_Job_:
Repeat everything from the line that contains "y-tick-label: 0: [59, 408, 72, 435]" down to the line that contains "bar-inj-redcy: [999, 410, 1024, 422]", both included, without any changes.

_Records excerpted from a collection_:
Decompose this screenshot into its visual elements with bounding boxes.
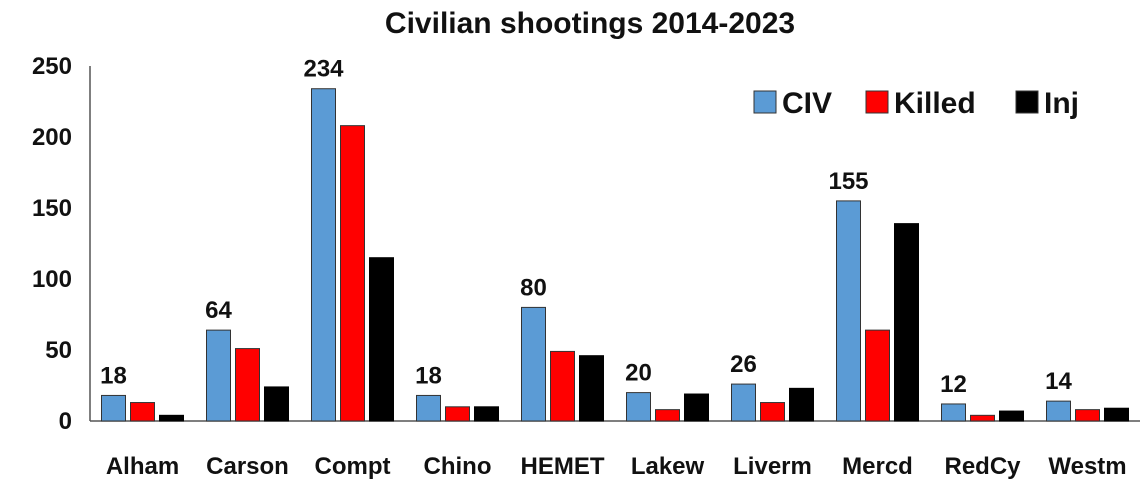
y-tick-label: 0: [59, 408, 72, 435]
bar-inj-mercd: [894, 223, 919, 422]
y-tick-label: 50: [45, 337, 72, 364]
bar-civ-redcy: [941, 403, 966, 422]
data-label: 12: [940, 371, 967, 398]
y-tick-label: 250: [32, 53, 72, 80]
bar-killed-liverm: [760, 402, 785, 422]
x-category-label: Carson: [206, 453, 289, 480]
bar-inj-redcy: [999, 410, 1024, 422]
bar-inj-hemet: [579, 355, 604, 422]
bar-inj-chino: [474, 406, 499, 422]
x-category-label: Chino: [424, 453, 492, 480]
bar-inj-alham: [159, 414, 184, 422]
bar-inj-lakew: [684, 393, 709, 422]
data-label: 18: [415, 362, 442, 389]
x-category-label: Liverm: [733, 453, 812, 480]
chart-bars: [101, 88, 1129, 422]
bar-inj-carson: [264, 386, 289, 422]
legend-swatch-civ: [753, 90, 777, 114]
bar-civ-carson: [206, 329, 231, 422]
data-label: 26: [730, 351, 757, 378]
data-labels: 18 64 234 18 80 20 26 155 12 14: [100, 56, 1072, 398]
bar-civ-mercd: [836, 200, 861, 422]
bar-inj-liverm: [789, 387, 814, 422]
x-category-label: Mercd: [842, 453, 913, 480]
legend-label-inj: Inj: [1044, 87, 1079, 120]
y-tick-label: 200: [32, 124, 72, 151]
x-category-label: Compt: [315, 453, 391, 480]
data-label: 234: [303, 56, 344, 83]
x-category-label: RedCy: [944, 453, 1021, 480]
legend-label-civ: CIV: [782, 87, 832, 120]
legend-swatch-inj: [1015, 90, 1039, 114]
data-label: 155: [828, 168, 868, 195]
legend-swatch-killed: [865, 90, 889, 114]
x-category-label: HEMET: [521, 453, 605, 480]
bar-inj-compt: [369, 257, 394, 422]
data-label: 18: [100, 362, 127, 389]
data-label: 64: [205, 297, 232, 324]
bar-killed-westm: [1075, 409, 1100, 422]
bar-civ-lakew: [626, 392, 651, 422]
bar-killed-alham: [130, 402, 155, 422]
bar-civ-compt: [311, 88, 336, 422]
bar-civ-chino: [416, 394, 441, 422]
bar-civ-alham: [101, 394, 126, 422]
bar-inj-westm: [1104, 407, 1129, 422]
bar-killed-carson: [235, 348, 260, 422]
bar-civ-hemet: [521, 306, 546, 422]
bar-civ-westm: [1046, 400, 1071, 422]
y-tick-label: 100: [32, 266, 72, 293]
legend: CIV Killed Inj: [753, 87, 1079, 120]
y-axis-ticks: 0 50 100 150 200 250: [32, 53, 72, 435]
legend-label-killed: Killed: [894, 87, 976, 120]
data-label: 80: [520, 274, 547, 301]
x-category-label: Westm: [1048, 453, 1126, 480]
data-label: 14: [1045, 368, 1072, 395]
y-tick-label: 150: [32, 195, 72, 222]
bar-killed-hemet: [550, 350, 575, 422]
x-axis-categories: Alham Carson Compt Chino HEMET Lakew Liverm Mer…: [106, 453, 1127, 480]
bar-killed-lakew: [655, 409, 680, 422]
chart-title: Civilian shootings 2014-2023: [385, 7, 795, 40]
x-category-label: Lakew: [631, 453, 705, 480]
bar-killed-chino: [445, 406, 470, 422]
x-category-label: Alham: [106, 453, 179, 480]
bar-civ-liverm: [731, 383, 756, 422]
bar-killed-redcy: [970, 414, 995, 422]
data-label: 20: [625, 360, 652, 387]
bar-killed-mercd: [865, 329, 890, 422]
bar-killed-compt: [340, 125, 365, 422]
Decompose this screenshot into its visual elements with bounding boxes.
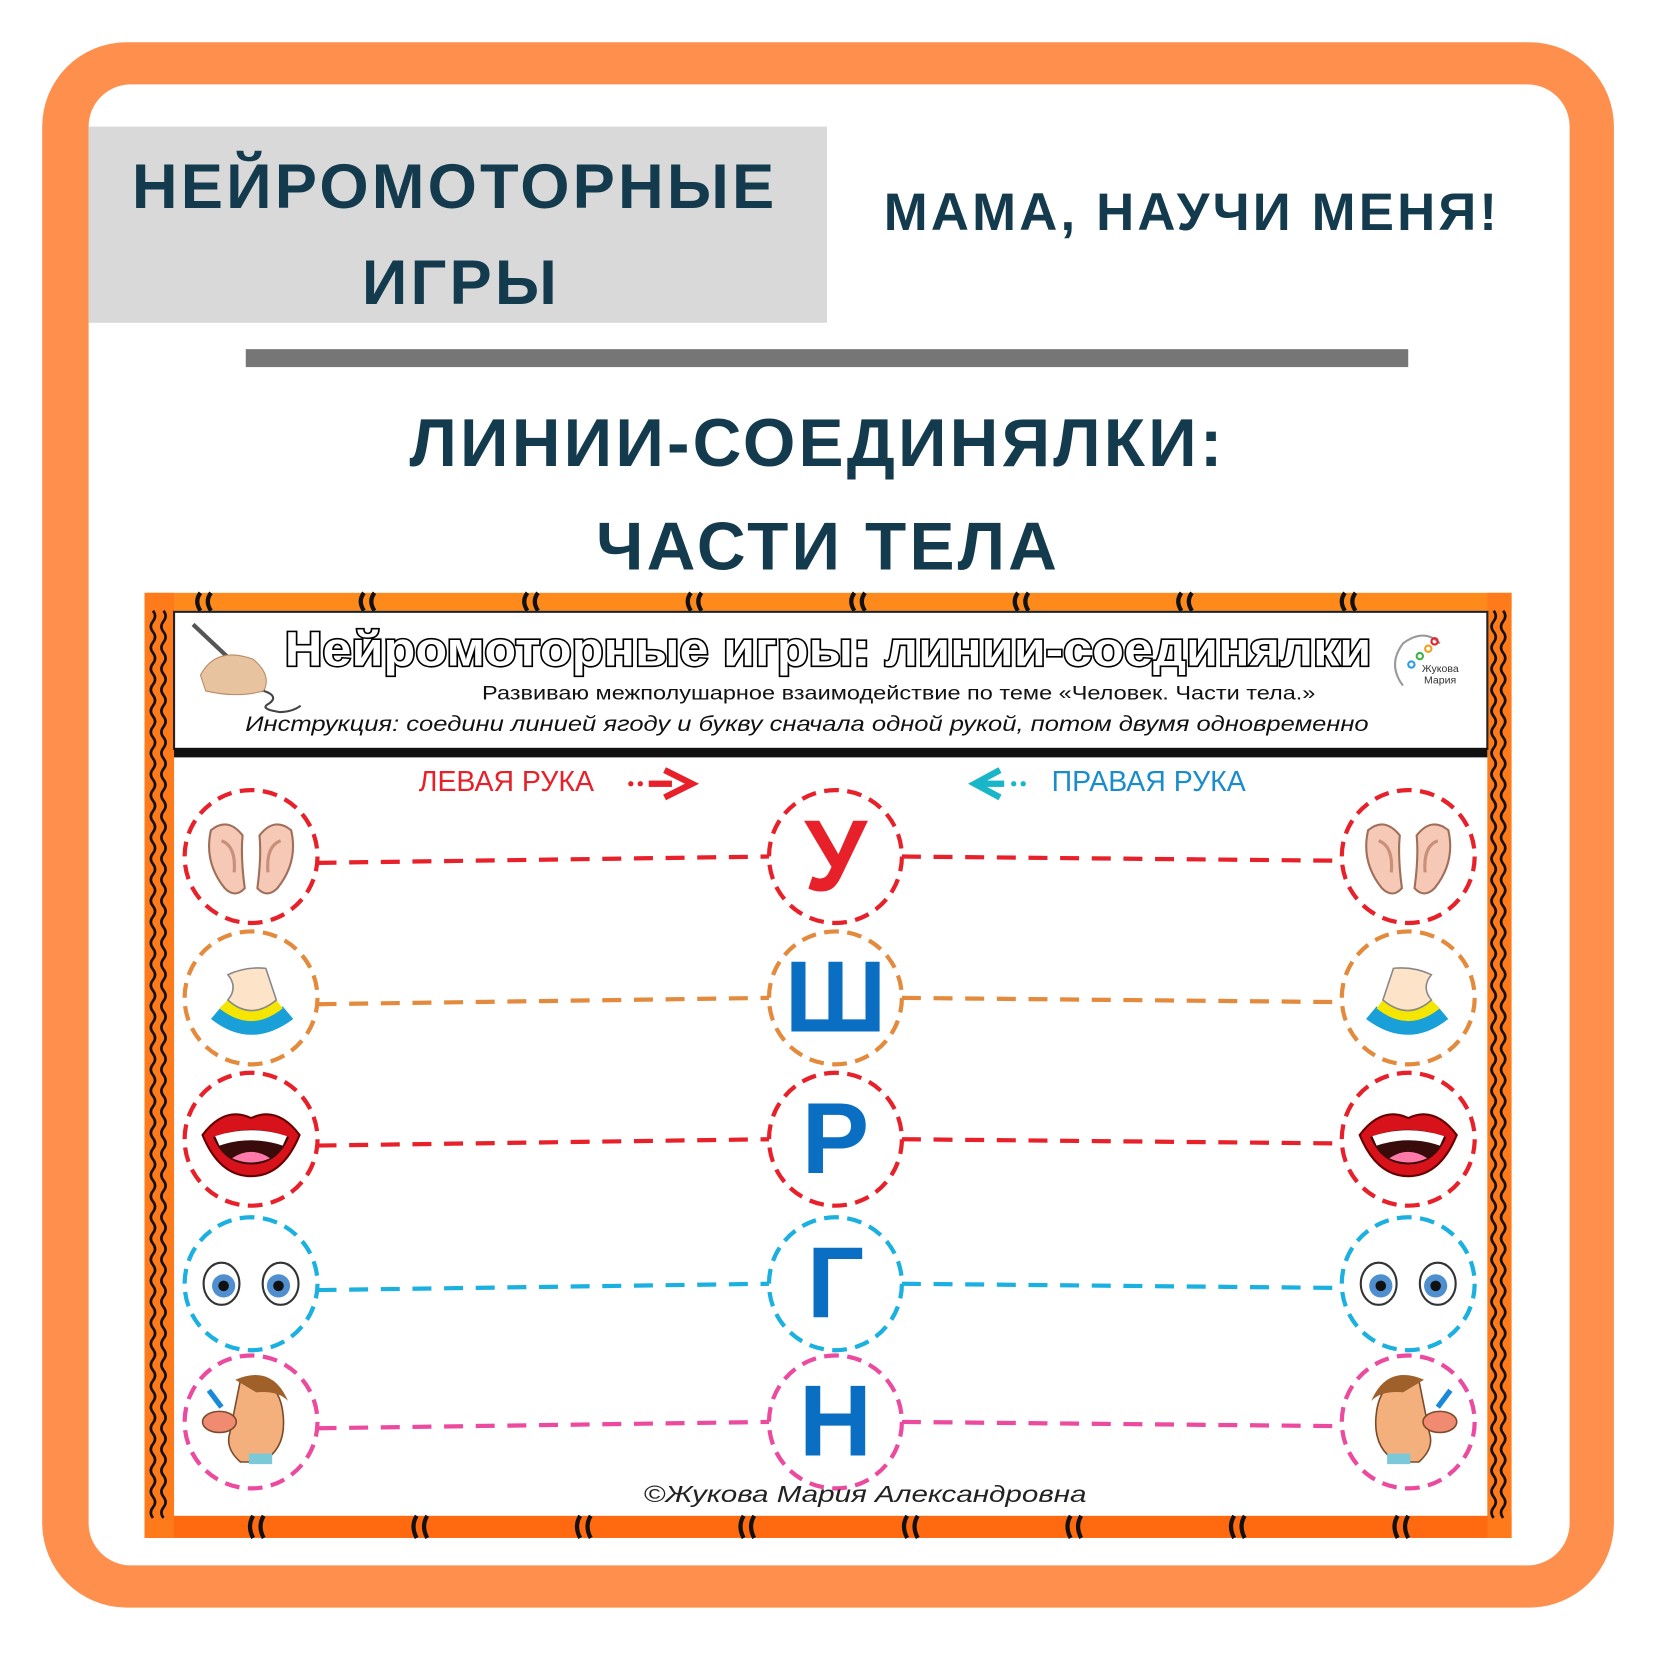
series-title-line2: ИГРЫ	[362, 248, 560, 318]
matching-row: Ш	[182, 929, 1477, 1067]
worksheet-subtitle: Развиваю межполушарное взаимодействие по…	[482, 683, 1315, 704]
nose-picture-icon	[1371, 1374, 1458, 1465]
border-stripe	[849, 591, 867, 612]
border-stripe	[1339, 591, 1358, 612]
border-stripe	[1228, 1514, 1247, 1539]
letter-circle[interactable]	[766, 1070, 905, 1208]
right-dashed-line[interactable]	[901, 854, 1342, 863]
left-border-band	[144, 592, 175, 1538]
letter-circle[interactable]	[766, 1215, 905, 1353]
left-dashed-line[interactable]	[317, 1419, 770, 1431]
worksheet-image: Нейромоторные игры: линии-соединялки Раз…	[144, 591, 1512, 1539]
right-picture-circle[interactable]	[1339, 1215, 1477, 1353]
eyes-picture-icon	[202, 1261, 300, 1306]
right-dashed-line[interactable]	[901, 995, 1342, 1005]
matching-row: Р	[182, 1070, 1477, 1208]
worksheet-header-panel	[172, 610, 1489, 750]
logo-text-2: Мария	[1424, 675, 1456, 687]
border-stripe	[1392, 1514, 1411, 1539]
right-hand-label: ПРАВАЯ РУКА	[1052, 766, 1246, 798]
left-dashed-line[interactable]	[317, 995, 770, 1007]
border-stripe	[411, 1514, 430, 1539]
letter: У	[804, 799, 868, 912]
matching-row: Г	[182, 1215, 1477, 1353]
left-dashed-line[interactable]	[317, 1137, 770, 1148]
neck-picture-icon	[1366, 967, 1449, 1035]
right-dashed-line[interactable]	[901, 1137, 1342, 1146]
divider	[245, 349, 1409, 368]
letter: Н	[799, 1365, 872, 1478]
border-wavy-line	[1499, 609, 1507, 1519]
left-picture-circle[interactable]	[182, 787, 320, 926]
border-stripe	[522, 591, 540, 612]
border-stripe	[195, 591, 213, 612]
right-dashed-line[interactable]	[901, 1419, 1342, 1429]
letter-circle[interactable]	[766, 929, 905, 1067]
border-stripe	[1012, 591, 1031, 612]
page-title-line2: ЧАСТИ ТЕЛА	[596, 510, 1060, 585]
letter-circle[interactable]	[766, 787, 905, 926]
letter-circle[interactable]	[766, 1353, 905, 1491]
eyes-picture-icon	[1359, 1261, 1457, 1306]
letter: Р	[802, 1082, 870, 1195]
neck-picture-icon	[210, 967, 294, 1035]
right-dashed-line[interactable]	[901, 1281, 1342, 1291]
mouth-picture-icon	[1358, 1113, 1458, 1178]
border-stripe	[247, 1514, 266, 1539]
logo-text-1: Жукова	[1422, 663, 1459, 675]
matching-row: У	[182, 787, 1477, 926]
border-stripe	[901, 1514, 920, 1539]
border-stripe	[1176, 591, 1194, 612]
border-wavy-line	[1490, 609, 1498, 1519]
worksheet-instruction: Инструкция: соедини линией ягоду и букву…	[245, 713, 1369, 736]
matching-row: Н	[182, 1353, 1477, 1491]
right-arrow-icon	[628, 767, 700, 801]
border-stripe	[358, 591, 377, 612]
nose-picture-icon	[201, 1374, 288, 1465]
border-wavy-line	[160, 609, 167, 1519]
author-logo: Жукова Мария	[1393, 634, 1459, 687]
top-border-band	[144, 592, 1512, 611]
page-title-line1: ЛИНИИ-СОЕДИНЯЛКИ:	[410, 406, 1226, 481]
slogan: МАМА, НАУЧИ МЕНЯ!	[884, 183, 1500, 242]
worksheet-title: Нейромоторные игры: линии-соединялки	[285, 623, 1371, 677]
left-picture-circle[interactable]	[182, 1215, 320, 1353]
left-arrow-icon	[968, 767, 1026, 801]
series-box	[88, 126, 828, 323]
copyright: ©Жукова Мария Александровна	[643, 1481, 1086, 1507]
border-stripe	[738, 1514, 757, 1539]
hand-pen-icon	[191, 622, 302, 714]
series-title-line1: НЕЙРОМОТОРНЫЕ	[132, 151, 777, 222]
border-wavy-line	[149, 609, 157, 1519]
letter: Ш	[785, 941, 887, 1054]
worksheet-border	[144, 591, 1512, 1539]
border-stripe	[574, 1514, 593, 1539]
mouth-picture-icon	[201, 1113, 301, 1178]
left-dashed-line[interactable]	[317, 1281, 770, 1293]
ears-picture-icon	[1365, 823, 1452, 895]
ears-picture-icon	[208, 823, 295, 895]
left-hand-label: ЛЕВАЯ РУКА	[419, 766, 594, 798]
bottom-border-band	[144, 1515, 1512, 1538]
header-black-line	[174, 747, 1488, 758]
border-stripe	[685, 591, 704, 612]
right-picture-circle[interactable]	[1339, 787, 1477, 926]
letter: Г	[807, 1227, 864, 1340]
left-dashed-line[interactable]	[317, 854, 770, 865]
border-stripe	[1065, 1514, 1084, 1539]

_Written response_:
y-tick-label: 0: [59, 408, 72, 435]
bar-inj-mercd: [894, 223, 919, 422]
y-tick-label: 50: [45, 337, 72, 364]
bar-civ-redcy: [941, 403, 966, 422]
data-label: 12: [940, 371, 967, 398]
y-tick-label: 250: [32, 53, 72, 80]
bar-killed-liverm: [760, 402, 785, 422]
x-category-label: Carson: [206, 453, 289, 480]
bar-inj-redcy: [999, 410, 1024, 422]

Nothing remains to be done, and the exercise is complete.